▸ WHAT IS ASKED:
Find each line holding "username" and copy it out.

▸ GIVEN DATA:
===============
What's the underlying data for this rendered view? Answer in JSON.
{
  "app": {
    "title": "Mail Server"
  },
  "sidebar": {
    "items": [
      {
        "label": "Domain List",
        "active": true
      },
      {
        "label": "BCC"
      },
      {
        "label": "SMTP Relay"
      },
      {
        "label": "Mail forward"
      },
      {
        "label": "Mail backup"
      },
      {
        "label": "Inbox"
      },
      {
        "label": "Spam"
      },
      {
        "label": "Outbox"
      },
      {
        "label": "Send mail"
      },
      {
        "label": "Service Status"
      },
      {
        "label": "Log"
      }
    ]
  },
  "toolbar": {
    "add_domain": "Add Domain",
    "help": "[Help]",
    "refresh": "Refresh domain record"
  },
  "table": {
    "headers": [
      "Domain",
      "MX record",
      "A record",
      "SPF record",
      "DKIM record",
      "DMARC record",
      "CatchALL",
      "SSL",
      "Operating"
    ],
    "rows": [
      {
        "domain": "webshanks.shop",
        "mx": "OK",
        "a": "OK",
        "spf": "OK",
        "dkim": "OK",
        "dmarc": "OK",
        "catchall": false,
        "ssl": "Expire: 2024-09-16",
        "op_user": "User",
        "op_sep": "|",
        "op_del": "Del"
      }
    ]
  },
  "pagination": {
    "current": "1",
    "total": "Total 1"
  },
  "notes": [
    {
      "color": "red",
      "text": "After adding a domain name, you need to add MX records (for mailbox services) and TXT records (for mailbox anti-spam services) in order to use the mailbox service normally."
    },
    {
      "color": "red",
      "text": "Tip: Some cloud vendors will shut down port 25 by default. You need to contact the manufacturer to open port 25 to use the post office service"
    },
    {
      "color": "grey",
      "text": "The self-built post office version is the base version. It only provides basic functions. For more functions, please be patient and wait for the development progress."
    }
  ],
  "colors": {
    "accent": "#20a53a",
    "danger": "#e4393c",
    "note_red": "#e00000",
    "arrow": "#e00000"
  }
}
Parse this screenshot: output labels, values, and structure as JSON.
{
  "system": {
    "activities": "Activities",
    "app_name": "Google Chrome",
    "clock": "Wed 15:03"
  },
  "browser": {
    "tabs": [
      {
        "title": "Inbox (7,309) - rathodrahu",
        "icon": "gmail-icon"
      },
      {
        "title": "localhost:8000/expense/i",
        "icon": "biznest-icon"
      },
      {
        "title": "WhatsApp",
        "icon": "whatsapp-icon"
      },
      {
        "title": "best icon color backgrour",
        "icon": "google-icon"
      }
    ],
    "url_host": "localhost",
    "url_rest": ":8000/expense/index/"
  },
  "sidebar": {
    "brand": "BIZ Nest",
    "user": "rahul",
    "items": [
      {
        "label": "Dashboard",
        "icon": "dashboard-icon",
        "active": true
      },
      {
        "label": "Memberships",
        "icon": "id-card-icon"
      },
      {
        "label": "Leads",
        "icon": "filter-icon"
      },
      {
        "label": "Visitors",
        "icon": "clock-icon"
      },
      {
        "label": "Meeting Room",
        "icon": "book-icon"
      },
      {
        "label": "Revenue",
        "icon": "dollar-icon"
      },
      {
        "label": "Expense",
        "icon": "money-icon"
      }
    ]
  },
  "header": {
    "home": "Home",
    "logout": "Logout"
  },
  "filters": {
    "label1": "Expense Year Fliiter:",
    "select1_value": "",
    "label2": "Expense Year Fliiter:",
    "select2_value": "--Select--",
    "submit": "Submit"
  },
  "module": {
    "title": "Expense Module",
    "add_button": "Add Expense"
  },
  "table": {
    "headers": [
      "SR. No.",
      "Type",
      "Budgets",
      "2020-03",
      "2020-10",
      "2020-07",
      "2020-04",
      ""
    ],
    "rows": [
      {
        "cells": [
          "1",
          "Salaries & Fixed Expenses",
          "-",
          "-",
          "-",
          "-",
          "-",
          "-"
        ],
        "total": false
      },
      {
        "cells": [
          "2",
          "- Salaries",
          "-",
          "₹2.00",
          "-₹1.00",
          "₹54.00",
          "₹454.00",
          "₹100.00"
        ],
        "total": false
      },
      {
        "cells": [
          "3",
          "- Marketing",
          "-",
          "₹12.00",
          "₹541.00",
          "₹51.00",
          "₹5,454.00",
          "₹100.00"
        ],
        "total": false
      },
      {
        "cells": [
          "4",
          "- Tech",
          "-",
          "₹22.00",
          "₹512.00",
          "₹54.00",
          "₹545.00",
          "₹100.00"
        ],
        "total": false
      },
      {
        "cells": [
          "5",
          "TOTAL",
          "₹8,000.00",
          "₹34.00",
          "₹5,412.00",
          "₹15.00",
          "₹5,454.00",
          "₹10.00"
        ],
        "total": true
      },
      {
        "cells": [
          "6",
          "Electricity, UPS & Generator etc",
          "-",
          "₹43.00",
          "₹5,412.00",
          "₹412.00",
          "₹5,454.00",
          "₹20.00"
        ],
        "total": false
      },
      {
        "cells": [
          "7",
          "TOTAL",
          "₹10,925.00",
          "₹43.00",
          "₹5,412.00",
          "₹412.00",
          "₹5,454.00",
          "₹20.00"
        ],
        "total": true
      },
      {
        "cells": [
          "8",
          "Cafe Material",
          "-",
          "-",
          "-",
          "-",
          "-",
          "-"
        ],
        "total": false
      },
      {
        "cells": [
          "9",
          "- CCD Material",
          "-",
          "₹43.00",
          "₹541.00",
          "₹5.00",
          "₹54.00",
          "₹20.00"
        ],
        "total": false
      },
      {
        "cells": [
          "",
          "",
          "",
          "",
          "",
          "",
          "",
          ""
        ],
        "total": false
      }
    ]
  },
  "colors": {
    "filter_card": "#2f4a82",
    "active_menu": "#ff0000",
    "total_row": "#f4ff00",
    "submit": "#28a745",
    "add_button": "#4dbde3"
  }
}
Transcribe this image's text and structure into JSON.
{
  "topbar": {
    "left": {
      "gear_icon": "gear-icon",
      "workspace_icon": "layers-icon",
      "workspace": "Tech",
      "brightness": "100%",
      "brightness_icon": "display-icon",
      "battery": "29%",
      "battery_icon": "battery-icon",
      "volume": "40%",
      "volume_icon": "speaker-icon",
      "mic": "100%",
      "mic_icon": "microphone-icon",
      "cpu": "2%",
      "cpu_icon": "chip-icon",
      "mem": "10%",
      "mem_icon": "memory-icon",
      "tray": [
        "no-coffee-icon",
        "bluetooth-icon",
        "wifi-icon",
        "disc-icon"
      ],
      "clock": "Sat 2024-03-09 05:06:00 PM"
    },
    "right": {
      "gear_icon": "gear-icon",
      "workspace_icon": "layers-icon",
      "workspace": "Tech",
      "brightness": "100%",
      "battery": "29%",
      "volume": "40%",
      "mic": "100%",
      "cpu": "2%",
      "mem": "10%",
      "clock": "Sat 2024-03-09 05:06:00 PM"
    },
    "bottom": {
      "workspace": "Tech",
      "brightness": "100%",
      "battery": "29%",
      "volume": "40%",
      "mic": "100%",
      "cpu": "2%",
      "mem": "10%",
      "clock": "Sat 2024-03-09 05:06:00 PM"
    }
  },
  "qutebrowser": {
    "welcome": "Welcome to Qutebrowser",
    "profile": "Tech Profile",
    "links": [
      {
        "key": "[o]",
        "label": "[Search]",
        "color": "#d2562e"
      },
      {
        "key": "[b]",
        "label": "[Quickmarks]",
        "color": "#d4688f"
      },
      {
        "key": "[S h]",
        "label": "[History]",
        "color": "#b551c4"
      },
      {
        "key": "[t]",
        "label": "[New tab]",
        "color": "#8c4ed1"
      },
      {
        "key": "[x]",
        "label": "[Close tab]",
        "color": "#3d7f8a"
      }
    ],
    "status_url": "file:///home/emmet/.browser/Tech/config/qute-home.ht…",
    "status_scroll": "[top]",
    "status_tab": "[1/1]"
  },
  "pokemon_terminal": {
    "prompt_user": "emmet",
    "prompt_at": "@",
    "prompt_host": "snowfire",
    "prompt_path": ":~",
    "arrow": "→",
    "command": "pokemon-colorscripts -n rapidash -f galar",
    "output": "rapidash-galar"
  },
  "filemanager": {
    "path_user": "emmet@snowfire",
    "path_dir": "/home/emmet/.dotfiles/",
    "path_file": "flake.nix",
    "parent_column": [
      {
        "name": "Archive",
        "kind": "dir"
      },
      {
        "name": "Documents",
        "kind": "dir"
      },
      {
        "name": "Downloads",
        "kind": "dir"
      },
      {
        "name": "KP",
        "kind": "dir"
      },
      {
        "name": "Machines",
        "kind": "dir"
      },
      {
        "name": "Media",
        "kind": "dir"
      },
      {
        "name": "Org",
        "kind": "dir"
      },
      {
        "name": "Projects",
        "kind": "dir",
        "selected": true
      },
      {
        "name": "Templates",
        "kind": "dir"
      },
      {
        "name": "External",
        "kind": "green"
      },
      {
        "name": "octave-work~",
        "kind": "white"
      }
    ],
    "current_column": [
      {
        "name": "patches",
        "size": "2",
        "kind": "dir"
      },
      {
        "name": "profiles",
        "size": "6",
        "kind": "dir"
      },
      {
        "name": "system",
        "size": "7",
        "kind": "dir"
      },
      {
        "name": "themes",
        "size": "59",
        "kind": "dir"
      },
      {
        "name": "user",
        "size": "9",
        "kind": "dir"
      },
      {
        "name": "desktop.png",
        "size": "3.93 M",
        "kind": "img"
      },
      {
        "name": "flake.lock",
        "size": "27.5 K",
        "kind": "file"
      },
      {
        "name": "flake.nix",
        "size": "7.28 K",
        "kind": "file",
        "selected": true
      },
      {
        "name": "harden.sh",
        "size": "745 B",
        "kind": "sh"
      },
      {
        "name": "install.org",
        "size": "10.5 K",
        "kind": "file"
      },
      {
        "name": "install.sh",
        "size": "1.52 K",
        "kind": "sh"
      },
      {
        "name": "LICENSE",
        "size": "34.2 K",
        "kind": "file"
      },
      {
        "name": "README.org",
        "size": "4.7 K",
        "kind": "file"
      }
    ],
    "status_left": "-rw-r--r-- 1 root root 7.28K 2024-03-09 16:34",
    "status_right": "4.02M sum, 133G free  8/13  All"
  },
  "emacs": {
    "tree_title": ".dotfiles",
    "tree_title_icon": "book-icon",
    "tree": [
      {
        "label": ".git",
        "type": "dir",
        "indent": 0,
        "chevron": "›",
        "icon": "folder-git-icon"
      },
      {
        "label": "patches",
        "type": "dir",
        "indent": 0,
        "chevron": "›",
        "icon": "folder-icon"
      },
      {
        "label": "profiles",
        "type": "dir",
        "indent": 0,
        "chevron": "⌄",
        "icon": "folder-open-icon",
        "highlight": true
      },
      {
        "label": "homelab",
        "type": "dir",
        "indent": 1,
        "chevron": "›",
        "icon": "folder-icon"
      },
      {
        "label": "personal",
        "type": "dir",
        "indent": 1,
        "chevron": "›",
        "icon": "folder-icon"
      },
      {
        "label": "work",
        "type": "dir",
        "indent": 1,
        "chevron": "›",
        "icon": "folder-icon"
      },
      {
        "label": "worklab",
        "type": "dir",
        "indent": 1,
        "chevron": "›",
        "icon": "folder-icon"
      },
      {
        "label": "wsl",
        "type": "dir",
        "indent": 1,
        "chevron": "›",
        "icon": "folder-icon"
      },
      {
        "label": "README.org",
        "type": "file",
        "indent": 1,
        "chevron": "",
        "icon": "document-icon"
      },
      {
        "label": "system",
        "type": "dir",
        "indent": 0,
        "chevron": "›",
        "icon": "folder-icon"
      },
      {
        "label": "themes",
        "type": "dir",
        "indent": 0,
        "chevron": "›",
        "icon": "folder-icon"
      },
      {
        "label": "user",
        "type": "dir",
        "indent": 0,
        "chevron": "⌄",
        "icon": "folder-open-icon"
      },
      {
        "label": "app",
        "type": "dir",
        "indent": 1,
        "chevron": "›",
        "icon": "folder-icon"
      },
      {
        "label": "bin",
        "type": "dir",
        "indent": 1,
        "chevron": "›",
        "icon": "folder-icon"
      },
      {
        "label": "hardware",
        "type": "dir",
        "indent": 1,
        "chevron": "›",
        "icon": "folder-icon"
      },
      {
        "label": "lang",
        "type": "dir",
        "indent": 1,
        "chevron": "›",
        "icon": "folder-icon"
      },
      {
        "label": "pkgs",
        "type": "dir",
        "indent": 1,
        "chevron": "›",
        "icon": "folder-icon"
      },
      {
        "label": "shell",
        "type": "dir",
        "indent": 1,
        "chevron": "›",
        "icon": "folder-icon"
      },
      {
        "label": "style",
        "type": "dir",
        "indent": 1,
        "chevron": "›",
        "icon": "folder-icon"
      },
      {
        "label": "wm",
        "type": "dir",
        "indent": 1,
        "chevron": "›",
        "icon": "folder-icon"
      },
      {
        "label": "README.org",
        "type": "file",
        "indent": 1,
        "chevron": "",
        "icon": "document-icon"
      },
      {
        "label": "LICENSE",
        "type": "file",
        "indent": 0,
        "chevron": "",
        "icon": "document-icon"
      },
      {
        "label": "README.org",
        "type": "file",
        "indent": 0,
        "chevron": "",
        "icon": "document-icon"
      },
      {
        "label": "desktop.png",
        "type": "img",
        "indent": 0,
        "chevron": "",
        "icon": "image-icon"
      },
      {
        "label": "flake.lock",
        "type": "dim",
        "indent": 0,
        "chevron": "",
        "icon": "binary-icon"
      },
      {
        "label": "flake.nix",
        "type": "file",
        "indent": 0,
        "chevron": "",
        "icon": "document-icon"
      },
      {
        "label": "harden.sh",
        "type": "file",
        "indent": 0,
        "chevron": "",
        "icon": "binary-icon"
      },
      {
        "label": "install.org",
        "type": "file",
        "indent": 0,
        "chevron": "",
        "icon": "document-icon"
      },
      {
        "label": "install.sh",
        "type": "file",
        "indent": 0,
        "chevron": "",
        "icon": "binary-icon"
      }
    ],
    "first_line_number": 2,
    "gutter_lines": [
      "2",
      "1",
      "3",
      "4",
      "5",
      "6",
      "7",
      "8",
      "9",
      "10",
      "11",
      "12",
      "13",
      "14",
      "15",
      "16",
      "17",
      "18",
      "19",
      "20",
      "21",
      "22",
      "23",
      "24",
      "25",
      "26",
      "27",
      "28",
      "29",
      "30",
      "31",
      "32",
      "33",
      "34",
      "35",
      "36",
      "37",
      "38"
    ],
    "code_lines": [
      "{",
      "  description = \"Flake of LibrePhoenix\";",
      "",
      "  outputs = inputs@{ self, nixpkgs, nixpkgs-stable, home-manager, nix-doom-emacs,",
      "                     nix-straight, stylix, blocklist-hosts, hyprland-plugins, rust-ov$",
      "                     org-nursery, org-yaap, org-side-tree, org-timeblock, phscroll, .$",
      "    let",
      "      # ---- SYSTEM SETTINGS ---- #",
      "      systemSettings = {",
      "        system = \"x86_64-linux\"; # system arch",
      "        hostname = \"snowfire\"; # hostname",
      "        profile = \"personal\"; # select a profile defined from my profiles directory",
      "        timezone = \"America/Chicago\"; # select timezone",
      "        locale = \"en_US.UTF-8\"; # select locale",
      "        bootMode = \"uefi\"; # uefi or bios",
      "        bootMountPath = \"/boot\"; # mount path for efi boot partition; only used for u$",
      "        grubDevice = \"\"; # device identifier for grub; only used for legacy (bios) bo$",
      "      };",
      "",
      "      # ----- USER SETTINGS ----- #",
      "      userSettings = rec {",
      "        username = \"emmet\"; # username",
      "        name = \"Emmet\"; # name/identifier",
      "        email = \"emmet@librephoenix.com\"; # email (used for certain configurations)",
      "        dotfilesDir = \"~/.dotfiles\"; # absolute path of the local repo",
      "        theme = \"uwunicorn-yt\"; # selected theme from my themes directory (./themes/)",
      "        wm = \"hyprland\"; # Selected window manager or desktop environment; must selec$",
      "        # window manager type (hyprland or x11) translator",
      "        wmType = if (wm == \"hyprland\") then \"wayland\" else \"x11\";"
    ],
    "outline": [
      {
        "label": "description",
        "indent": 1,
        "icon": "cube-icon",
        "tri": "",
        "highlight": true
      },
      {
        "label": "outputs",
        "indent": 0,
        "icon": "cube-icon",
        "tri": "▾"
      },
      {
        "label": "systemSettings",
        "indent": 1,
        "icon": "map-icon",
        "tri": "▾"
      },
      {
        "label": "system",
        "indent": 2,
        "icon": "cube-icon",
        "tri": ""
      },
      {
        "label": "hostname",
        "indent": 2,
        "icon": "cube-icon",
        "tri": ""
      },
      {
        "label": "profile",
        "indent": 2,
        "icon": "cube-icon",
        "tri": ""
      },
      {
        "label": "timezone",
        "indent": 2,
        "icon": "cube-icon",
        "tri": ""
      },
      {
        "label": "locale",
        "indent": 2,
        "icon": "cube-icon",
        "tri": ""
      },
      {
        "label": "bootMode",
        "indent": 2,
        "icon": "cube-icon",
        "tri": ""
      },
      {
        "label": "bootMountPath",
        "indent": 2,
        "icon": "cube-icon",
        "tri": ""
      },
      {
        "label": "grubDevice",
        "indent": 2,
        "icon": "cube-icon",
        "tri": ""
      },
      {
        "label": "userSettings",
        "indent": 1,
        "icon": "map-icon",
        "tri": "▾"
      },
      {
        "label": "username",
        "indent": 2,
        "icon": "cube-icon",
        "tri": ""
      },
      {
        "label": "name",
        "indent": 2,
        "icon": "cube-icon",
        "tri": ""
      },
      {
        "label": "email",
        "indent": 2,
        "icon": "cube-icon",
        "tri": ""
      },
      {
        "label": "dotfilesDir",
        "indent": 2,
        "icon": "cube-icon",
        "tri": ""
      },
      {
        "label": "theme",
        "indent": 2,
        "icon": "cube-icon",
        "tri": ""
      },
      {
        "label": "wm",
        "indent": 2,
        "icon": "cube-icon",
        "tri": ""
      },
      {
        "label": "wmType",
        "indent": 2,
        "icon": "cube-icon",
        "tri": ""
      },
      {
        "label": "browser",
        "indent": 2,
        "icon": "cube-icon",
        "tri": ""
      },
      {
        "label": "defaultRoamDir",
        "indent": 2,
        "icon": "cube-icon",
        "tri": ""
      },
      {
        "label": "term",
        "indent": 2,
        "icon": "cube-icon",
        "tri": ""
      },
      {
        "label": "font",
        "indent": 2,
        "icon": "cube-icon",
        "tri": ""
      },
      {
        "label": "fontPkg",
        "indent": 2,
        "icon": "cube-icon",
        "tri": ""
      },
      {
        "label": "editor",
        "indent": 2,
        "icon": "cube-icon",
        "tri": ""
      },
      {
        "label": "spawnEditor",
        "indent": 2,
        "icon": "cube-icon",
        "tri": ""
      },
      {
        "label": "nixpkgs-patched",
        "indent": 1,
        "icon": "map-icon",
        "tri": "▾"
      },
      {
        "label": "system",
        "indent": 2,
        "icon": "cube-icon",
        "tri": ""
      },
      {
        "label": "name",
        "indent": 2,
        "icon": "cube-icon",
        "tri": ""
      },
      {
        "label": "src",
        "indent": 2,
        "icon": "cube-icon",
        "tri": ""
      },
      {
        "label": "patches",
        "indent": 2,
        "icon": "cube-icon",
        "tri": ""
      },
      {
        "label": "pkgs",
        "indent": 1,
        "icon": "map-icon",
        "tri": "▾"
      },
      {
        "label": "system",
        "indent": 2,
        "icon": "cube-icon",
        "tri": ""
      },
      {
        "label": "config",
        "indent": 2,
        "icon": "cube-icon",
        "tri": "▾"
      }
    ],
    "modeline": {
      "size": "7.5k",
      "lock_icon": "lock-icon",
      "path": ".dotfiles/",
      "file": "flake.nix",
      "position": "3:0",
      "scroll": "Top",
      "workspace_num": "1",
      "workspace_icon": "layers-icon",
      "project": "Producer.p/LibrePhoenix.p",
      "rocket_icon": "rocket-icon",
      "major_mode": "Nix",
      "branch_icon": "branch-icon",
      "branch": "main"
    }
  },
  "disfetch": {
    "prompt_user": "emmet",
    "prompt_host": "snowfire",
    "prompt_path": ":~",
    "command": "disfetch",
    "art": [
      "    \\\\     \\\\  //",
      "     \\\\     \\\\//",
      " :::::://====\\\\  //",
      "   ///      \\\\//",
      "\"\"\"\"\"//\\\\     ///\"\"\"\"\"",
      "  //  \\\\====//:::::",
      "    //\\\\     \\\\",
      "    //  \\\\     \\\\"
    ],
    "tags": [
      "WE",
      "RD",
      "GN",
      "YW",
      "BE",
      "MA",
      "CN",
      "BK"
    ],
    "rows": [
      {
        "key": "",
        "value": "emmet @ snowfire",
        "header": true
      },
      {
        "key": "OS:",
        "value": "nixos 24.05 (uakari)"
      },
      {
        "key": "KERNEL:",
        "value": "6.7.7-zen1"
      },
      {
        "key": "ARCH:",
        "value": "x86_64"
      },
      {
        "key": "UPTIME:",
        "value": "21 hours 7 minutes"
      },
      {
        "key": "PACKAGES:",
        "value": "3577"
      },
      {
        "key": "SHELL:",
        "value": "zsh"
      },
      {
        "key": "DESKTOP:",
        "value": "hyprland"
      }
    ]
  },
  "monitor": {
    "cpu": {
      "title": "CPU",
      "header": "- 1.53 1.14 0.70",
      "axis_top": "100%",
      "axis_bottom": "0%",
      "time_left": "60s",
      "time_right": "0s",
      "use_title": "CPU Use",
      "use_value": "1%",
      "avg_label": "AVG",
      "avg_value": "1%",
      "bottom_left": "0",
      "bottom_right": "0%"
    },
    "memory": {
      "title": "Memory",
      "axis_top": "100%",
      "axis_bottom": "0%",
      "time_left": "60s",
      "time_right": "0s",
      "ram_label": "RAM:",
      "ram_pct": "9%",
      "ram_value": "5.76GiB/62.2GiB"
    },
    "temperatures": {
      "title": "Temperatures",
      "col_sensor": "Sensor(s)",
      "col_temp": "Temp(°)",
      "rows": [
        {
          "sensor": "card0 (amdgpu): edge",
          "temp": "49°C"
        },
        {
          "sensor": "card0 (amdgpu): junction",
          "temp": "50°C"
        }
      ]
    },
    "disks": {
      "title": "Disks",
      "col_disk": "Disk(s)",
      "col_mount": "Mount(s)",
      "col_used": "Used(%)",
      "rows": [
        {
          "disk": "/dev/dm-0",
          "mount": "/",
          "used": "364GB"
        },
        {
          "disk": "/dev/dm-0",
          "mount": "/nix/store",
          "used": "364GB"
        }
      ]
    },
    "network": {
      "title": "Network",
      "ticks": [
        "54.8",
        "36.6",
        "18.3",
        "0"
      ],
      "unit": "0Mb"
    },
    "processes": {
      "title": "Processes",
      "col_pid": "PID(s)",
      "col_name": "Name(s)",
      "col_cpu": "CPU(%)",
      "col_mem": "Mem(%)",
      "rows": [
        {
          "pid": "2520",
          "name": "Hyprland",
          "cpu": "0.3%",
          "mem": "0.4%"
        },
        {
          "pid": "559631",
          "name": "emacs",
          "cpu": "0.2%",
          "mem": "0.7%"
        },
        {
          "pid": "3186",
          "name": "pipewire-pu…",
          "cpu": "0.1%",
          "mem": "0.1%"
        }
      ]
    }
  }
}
===============
▸ SOLUTION TO THIS EXERCISE:
      "        username = \"emmet\"; # username",
        "label": "username",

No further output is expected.